Stored entries
┄┄┄┄┄┄┄┄┄┄┄┄┄┄┄┄┄┄┄┄
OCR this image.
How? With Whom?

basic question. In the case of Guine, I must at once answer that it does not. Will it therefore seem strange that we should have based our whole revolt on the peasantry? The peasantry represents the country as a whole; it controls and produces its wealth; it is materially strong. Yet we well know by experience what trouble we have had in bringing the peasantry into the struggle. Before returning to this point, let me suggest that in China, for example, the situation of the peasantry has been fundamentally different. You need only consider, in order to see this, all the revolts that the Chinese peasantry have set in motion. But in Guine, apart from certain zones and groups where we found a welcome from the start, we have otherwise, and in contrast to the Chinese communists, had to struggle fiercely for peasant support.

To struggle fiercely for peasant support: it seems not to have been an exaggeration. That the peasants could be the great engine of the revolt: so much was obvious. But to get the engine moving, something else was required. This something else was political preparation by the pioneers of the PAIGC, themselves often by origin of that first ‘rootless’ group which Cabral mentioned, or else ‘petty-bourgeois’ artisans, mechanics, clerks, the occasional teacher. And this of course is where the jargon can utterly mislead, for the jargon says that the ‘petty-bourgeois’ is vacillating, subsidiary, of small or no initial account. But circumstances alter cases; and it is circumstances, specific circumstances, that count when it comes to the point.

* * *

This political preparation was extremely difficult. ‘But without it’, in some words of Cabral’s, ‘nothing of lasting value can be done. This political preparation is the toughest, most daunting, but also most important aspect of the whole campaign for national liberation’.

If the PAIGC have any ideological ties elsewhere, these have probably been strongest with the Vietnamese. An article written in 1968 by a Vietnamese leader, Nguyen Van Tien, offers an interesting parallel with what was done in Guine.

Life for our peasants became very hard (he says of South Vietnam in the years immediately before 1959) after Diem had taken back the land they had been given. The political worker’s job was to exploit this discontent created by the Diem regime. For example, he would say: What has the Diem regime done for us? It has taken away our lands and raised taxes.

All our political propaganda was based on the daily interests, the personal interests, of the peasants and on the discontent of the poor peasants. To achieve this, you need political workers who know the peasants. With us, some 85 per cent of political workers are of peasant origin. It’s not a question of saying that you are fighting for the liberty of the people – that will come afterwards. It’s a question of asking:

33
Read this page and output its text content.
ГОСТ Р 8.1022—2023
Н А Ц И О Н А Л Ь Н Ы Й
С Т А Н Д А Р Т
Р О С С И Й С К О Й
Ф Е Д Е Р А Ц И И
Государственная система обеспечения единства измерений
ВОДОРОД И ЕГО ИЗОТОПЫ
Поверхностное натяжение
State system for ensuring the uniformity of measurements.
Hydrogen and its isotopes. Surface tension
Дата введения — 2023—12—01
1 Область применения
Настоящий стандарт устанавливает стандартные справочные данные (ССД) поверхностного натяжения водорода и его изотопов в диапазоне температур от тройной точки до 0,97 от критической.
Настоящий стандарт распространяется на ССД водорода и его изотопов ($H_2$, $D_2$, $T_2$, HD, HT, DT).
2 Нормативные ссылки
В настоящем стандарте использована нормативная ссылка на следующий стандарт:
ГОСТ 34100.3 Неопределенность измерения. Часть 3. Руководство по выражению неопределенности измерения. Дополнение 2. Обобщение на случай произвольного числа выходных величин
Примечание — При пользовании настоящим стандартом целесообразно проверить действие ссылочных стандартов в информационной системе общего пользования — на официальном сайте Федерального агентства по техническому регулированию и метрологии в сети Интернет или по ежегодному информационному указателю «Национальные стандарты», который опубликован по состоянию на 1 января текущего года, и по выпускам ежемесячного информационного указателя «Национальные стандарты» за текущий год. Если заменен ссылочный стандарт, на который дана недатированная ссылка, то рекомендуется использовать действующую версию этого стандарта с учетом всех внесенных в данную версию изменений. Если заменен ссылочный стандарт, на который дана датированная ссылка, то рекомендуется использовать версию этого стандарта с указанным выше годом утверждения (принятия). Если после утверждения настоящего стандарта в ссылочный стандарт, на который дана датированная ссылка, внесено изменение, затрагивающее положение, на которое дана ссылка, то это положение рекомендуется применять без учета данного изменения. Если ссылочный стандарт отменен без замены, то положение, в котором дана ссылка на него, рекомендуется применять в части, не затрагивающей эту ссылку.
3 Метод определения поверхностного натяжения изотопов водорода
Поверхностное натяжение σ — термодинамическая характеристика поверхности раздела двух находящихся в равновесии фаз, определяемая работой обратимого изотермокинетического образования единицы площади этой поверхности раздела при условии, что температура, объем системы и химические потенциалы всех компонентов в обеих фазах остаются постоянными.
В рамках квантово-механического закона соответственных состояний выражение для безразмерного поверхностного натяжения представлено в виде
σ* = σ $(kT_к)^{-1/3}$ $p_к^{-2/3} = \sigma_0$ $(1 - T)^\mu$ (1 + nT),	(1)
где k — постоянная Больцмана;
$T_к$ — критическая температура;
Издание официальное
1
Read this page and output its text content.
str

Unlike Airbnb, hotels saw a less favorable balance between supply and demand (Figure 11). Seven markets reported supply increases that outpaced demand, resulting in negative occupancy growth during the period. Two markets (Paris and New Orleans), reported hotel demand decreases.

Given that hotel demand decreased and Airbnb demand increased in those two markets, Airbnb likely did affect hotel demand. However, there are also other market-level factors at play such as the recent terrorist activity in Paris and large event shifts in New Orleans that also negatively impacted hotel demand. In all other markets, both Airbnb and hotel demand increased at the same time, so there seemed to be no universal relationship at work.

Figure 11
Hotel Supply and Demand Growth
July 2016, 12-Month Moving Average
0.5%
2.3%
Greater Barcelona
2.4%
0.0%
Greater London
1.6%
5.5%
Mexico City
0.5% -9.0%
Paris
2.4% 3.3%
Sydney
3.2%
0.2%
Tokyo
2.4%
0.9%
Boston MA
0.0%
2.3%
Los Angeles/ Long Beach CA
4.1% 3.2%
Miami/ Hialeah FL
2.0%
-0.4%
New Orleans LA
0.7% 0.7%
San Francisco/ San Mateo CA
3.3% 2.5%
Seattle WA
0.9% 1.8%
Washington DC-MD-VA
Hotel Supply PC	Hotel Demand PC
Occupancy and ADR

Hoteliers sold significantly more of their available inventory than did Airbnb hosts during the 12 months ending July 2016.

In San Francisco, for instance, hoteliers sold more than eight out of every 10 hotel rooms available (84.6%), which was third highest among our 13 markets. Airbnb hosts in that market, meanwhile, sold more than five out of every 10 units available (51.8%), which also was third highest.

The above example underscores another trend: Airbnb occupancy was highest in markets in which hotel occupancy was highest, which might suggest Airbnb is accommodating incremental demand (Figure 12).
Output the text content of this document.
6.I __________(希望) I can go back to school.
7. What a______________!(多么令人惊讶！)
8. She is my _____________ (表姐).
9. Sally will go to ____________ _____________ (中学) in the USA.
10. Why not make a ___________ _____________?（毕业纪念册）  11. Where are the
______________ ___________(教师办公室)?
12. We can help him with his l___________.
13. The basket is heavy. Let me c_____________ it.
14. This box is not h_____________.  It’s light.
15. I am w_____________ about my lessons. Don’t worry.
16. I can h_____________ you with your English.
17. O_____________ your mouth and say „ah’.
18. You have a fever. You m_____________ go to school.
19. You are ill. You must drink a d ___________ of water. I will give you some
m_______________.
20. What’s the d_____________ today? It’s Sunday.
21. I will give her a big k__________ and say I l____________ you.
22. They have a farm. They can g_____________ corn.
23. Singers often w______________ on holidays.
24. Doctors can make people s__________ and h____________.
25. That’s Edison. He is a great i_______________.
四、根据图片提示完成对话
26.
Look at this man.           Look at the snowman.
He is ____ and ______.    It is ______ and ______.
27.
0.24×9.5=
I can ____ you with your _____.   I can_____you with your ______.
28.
┄┄┄┄┄┄┄┄┄┄┄┄┄┄┄┄┄┄┄┄
Exercise directions
Filter the records for lines holding the string "Figure". Copy each one.

Task response
Unlike Airbnb, hotels saw a less favorable balance between supply and demand (Figure 11). Seven markets reported supply increases that outpaced demand, resulting in negative occupancy growth during the period. Two markets (Paris and New Orleans), reported hotel demand decreases.
Figure 11
The above example underscores another trend: Airbnb occupancy was highest in markets in which hotel occupancy was highest, which might suggest Airbnb is accommodating incremental demand (Figure 12).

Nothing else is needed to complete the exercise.